** start of Records for this task **
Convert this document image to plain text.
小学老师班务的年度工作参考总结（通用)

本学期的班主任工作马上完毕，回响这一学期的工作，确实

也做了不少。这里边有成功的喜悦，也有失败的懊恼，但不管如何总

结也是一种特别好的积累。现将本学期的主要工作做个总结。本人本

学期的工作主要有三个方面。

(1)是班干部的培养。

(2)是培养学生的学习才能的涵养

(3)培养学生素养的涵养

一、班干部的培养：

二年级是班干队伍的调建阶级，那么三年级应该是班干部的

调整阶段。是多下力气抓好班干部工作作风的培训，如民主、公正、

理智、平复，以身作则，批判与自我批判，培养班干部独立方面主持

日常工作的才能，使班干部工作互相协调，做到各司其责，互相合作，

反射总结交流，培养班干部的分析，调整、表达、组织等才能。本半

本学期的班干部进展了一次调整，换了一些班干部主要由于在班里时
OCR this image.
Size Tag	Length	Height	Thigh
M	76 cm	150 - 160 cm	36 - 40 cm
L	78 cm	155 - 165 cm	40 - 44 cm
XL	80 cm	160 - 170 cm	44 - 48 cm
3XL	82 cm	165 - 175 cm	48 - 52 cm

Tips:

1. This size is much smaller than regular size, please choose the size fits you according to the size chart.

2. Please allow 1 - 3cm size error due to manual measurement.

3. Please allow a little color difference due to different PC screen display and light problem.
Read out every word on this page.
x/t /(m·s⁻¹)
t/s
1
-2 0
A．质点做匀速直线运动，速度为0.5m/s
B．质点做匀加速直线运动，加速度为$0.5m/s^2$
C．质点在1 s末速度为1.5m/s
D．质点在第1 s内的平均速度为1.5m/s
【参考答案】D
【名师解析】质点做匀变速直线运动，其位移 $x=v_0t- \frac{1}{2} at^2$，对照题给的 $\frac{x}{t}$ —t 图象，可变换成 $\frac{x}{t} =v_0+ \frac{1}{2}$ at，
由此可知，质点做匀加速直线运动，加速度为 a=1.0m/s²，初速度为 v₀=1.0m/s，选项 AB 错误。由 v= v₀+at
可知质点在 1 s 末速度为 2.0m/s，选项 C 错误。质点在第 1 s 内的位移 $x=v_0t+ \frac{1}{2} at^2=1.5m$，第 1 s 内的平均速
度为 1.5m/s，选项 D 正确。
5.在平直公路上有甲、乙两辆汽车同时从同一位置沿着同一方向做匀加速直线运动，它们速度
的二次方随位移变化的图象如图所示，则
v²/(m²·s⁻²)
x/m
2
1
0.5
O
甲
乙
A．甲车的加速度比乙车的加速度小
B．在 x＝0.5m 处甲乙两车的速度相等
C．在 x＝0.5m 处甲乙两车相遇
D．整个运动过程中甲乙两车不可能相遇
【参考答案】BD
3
** end of Records for this task **
# Description of the task
Extract every record and return it verbatim.

# Task output
Convert this document image to plain text.
小学老师班务的年度工作参考总结（通用)

本学期的班主任工作马上完毕，回响这一学期的工作，确实

也做了不少。这里边有成功的喜悦，也有失败的懊恼，但不管如何总

结也是一种特别好的积累。现将本学期的主要工作做个总结。本人本

学期的工作主要有三个方面。

(1)是班干部的培养。

(2)是培养学生的学习才能的涵养

(3)培养学生素养的涵养

一、班干部的培养：

二年级是班干队伍的调建阶级，那么三年级应该是班干部的

调整阶段。是多下力气抓好班干部工作作风的培训，如民主、公正、

理智、平复，以身作则，批判与自我批判，培养班干部独立方面主持

日常工作的才能，使班干部工作互相协调，做到各司其责，互相合作，

反射总结交流，培养班干部的分析，调整、表达、组织等才能。本半

本学期的班干部进展了一次调整，换了一些班干部主要由于在班里时
OCR this image.
Size Tag	Length	Height	Thigh
M	76 cm	150 - 160 cm	36 - 40 cm
L	78 cm	155 - 165 cm	40 - 44 cm
XL	80 cm	160 - 170 cm	44 - 48 cm
3XL	82 cm	165 - 175 cm	48 - 52 cm

Tips:

1. This size is much smaller than regular size, please choose the size fits you according to the size chart.

2. Please allow 1 - 3cm size error due to manual measurement.

3. Please allow a little color difference due to different PC screen display and light problem.
Read out every word on this page.
x/t /(m·s⁻¹)
t/s
1
-2 0
A．质点做匀速直线运动，速度为0.5m/s
B．质点做匀加速直线运动，加速度为$0.5m/s^2$
C．质点在1 s末速度为1.5m/s
D．质点在第1 s内的平均速度为1.5m/s
【参考答案】D
【名师解析】质点做匀变速直线运动，其位移 $x=v_0t- \frac{1}{2} at^2$，对照题给的 $\frac{x}{t}$ —t 图象，可变换成 $\frac{x}{t} =v_0+ \frac{1}{2}$ at，
由此可知，质点做匀加速直线运动，加速度为 a=1.0m/s²，初速度为 v₀=1.0m/s，选项 AB 错误。由 v= v₀+at
可知质点在 1 s 末速度为 2.0m/s，选项 C 错误。质点在第 1 s 内的位移 $x=v_0t+ \frac{1}{2} at^2=1.5m$，第 1 s 内的平均速
度为 1.5m/s，选项 D 正确。
5.在平直公路上有甲、乙两辆汽车同时从同一位置沿着同一方向做匀加速直线运动，它们速度
的二次方随位移变化的图象如图所示，则
v²/(m²·s⁻²)
x/m
2
1
0.5
O
甲
乙
A．甲车的加速度比乙车的加速度小
B．在 x＝0.5m 处甲乙两车的速度相等
C．在 x＝0.5m 处甲乙两车相遇
D．整个运动过程中甲乙两车不可能相遇
【参考答案】BD
3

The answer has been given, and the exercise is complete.